**TASK OBJECTIVE:**
Exactly repeat the full listing that follows.

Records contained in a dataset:
** begin **
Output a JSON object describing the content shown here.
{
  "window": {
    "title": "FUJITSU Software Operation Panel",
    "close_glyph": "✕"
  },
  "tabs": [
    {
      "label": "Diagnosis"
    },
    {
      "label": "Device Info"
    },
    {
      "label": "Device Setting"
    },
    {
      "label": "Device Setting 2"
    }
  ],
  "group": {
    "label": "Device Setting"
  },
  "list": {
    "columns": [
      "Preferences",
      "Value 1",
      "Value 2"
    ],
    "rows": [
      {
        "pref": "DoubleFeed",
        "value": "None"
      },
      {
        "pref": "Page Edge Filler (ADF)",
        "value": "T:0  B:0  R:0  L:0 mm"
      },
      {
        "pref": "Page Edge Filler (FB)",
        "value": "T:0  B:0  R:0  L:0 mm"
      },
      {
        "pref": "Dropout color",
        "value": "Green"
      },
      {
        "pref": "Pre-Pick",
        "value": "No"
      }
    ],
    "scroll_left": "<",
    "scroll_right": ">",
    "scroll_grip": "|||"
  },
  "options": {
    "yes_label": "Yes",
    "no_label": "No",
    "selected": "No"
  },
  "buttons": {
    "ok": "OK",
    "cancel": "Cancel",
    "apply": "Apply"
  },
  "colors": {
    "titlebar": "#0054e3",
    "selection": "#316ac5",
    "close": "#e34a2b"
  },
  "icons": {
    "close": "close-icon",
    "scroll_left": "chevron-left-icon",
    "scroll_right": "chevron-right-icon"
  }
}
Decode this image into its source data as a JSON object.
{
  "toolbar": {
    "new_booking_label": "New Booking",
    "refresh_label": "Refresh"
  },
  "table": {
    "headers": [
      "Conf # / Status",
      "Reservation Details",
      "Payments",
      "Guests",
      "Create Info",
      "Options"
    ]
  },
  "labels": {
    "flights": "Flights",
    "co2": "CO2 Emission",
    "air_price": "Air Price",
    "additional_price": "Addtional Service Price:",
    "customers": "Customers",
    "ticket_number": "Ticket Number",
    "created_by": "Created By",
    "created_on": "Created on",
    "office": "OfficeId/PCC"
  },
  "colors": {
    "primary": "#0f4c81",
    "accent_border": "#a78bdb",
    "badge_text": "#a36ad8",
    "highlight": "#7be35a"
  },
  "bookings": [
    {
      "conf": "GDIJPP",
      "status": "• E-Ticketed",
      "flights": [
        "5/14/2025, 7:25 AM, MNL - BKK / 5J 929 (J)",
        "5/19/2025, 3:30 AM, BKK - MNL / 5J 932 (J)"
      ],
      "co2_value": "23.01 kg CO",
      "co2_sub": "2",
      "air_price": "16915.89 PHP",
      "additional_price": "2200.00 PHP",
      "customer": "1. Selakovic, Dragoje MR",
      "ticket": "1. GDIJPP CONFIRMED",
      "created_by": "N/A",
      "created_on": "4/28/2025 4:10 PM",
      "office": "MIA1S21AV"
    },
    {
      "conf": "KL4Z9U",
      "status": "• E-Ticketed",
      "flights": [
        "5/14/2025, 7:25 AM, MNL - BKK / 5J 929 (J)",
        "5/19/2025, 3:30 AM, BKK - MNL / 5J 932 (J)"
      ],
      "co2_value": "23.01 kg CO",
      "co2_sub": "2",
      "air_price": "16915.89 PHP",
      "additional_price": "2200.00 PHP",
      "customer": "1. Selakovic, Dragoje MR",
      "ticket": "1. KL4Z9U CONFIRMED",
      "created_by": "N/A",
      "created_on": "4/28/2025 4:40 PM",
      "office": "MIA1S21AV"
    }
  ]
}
** end **
**SOLUTION BELOW:**
Output a JSON object describing the content shown here.
{
  "window": {
    "title": "FUJITSU Software Operation Panel",
    "close_glyph": "✕"
  },
  "tabs": [
    {
      "label": "Diagnosis"
    },
    {
      "label": "Device Info"
    },
    {
      "label": "Device Setting"
    },
    {
      "label": "Device Setting 2"
    }
  ],
  "group": {
    "label": "Device Setting"
  },
  "list": {
    "columns": [
      "Preferences",
      "Value 1",
      "Value 2"
    ],
    "rows": [
      {
        "pref": "DoubleFeed",
        "value": "None"
      },
      {
        "pref": "Page Edge Filler (ADF)",
        "value": "T:0  B:0  R:0  L:0 mm"
      },
      {
        "pref": "Page Edge Filler (FB)",
        "value": "T:0  B:0  R:0  L:0 mm"
      },
      {
        "pref": "Dropout color",
        "value": "Green"
      },
      {
        "pref": "Pre-Pick",
        "value": "No"
      }
    ],
    "scroll_left": "<",
    "scroll_right": ">",
    "scroll_grip": "|||"
  },
  "options": {
    "yes_label": "Yes",
    "no_label": "No",
    "selected": "No"
  },
  "buttons": {
    "ok": "OK",
    "cancel": "Cancel",
    "apply": "Apply"
  },
  "colors": {
    "titlebar": "#0054e3",
    "selection": "#316ac5",
    "close": "#e34a2b"
  },
  "icons": {
    "close": "close-icon",
    "scroll_left": "chevron-left-icon",
    "scroll_right": "chevron-right-icon"
  }
}
Decode this image into its source data as a JSON object.
{
  "toolbar": {
    "new_booking_label": "New Booking",
    "refresh_label": "Refresh"
  },
  "table": {
    "headers": [
      "Conf # / Status",
      "Reservation Details",
      "Payments",
      "Guests",
      "Create Info",
      "Options"
    ]
  },
  "labels": {
    "flights": "Flights",
    "co2": "CO2 Emission",
    "air_price": "Air Price",
    "additional_price": "Addtional Service Price:",
    "customers": "Customers",
    "ticket_number": "Ticket Number",
    "created_by": "Created By",
    "created_on": "Created on",
    "office": "OfficeId/PCC"
  },
  "colors": {
    "primary": "#0f4c81",
    "accent_border": "#a78bdb",
    "badge_text": "#a36ad8",
    "highlight": "#7be35a"
  },
  "bookings": [
    {
      "conf": "GDIJPP",
      "status": "• E-Ticketed",
      "flights": [
        "5/14/2025, 7:25 AM, MNL - BKK / 5J 929 (J)",
        "5/19/2025, 3:30 AM, BKK - MNL / 5J 932 (J)"
      ],
      "co2_value": "23.01 kg CO",
      "co2_sub": "2",
      "air_price": "16915.89 PHP",
      "additional_price": "2200.00 PHP",
      "customer": "1. Selakovic, Dragoje MR",
      "ticket": "1. GDIJPP CONFIRMED",
      "created_by": "N/A",
      "created_on": "4/28/2025 4:10 PM",
      "office": "MIA1S21AV"
    },
    {
      "conf": "KL4Z9U",
      "status": "• E-Ticketed",
      "flights": [
        "5/14/2025, 7:25 AM, MNL - BKK / 5J 929 (J)",
        "5/19/2025, 3:30 AM, BKK - MNL / 5J 932 (J)"
      ],
      "co2_value": "23.01 kg CO",
      "co2_sub": "2",
      "air_price": "16915.89 PHP",
      "additional_price": "2200.00 PHP",
      "customer": "1. Selakovic, Dragoje MR",
      "ticket": "1. KL4Z9U CONFIRMED",
      "created_by": "N/A",
      "created_on": "4/28/2025 4:40 PM",
      "office": "MIA1S21AV"
    }
  ]
}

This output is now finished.